| Task requirements |
Report each line of the data that has "points" somewhere in it.

| Given records |

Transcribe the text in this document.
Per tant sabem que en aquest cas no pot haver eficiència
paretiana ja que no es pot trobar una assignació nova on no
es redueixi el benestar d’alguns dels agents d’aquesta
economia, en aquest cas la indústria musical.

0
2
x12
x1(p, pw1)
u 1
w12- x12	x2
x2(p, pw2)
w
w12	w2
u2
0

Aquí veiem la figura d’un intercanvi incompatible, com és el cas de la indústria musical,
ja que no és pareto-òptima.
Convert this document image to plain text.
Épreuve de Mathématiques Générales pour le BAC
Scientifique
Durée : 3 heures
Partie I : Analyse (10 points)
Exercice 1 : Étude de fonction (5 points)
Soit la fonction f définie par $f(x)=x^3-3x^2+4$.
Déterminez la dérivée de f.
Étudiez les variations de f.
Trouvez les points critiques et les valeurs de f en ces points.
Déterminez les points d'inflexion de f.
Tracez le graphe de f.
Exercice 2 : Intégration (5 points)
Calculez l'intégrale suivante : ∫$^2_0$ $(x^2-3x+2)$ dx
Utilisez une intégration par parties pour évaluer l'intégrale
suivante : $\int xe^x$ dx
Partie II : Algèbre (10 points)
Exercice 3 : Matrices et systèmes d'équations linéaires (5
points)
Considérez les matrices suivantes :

| Answer to this exercise |
Partie I : Analyse (10 points)
Exercice 1 : Étude de fonction (5 points)
Trouvez les points critiques et les valeurs de f en ces points.
Déterminez les points d'inflexion de f.
Exercice 2 : Intégration (5 points)
Partie II : Algèbre (10 points)
points)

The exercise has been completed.